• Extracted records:
———
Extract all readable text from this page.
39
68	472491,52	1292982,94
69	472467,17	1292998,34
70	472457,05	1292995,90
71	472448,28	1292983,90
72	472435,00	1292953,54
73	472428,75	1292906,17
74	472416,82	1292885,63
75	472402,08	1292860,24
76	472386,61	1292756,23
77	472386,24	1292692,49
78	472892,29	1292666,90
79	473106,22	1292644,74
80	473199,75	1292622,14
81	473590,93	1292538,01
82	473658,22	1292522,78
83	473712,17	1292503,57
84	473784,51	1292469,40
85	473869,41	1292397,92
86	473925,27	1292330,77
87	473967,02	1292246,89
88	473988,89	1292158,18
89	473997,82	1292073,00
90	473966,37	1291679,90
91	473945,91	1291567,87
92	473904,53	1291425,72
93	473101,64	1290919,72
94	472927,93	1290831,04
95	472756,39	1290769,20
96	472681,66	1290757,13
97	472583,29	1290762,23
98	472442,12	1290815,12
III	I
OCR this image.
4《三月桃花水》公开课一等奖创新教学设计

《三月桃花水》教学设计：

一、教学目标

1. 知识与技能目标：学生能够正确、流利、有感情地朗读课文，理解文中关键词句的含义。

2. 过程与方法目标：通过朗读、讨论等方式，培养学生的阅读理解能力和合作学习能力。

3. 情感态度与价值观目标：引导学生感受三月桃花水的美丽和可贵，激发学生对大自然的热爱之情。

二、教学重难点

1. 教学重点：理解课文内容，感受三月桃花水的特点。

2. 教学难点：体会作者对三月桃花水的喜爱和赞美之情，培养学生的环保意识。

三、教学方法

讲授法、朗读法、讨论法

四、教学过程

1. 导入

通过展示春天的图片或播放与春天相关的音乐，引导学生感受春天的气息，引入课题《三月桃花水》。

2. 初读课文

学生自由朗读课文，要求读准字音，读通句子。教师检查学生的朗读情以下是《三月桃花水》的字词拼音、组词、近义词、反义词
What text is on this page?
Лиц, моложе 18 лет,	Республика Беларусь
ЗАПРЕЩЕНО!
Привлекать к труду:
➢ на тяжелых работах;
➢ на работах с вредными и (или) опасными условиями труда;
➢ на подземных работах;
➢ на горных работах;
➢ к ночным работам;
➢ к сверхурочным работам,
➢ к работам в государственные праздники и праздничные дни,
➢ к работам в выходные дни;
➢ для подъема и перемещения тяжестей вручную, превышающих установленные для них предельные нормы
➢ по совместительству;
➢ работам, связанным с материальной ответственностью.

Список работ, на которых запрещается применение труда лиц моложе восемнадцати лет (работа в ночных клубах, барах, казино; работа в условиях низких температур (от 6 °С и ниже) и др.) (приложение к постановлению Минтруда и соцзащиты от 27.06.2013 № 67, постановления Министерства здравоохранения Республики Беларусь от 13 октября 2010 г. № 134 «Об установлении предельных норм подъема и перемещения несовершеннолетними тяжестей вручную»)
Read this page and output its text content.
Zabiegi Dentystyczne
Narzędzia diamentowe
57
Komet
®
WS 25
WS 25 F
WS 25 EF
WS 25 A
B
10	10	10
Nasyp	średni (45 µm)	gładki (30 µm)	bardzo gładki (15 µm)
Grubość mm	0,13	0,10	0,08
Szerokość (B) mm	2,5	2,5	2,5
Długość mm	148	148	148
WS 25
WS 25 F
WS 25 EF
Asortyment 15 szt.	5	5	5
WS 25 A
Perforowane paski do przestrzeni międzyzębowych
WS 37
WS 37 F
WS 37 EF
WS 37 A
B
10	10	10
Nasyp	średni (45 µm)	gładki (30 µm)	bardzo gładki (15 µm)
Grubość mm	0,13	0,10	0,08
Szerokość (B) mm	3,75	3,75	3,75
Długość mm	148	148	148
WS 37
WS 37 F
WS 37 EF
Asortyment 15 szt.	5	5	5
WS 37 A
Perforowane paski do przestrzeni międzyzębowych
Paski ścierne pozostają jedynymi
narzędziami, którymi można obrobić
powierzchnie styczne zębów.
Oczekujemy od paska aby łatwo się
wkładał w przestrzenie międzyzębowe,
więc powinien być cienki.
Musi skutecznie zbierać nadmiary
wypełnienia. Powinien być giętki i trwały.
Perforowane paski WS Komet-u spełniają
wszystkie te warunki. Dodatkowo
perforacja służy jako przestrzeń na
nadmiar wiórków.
———
• Work to do:
From the data above, show each line that contains "работам".

• Task solution:
➢ к ночным работам;
➢ к сверхурочным работам,
➢ к работам в государственные праздники и праздничные дни,
➢ к работам в выходные дни;
➢ работам, связанным с материальной ответственностью.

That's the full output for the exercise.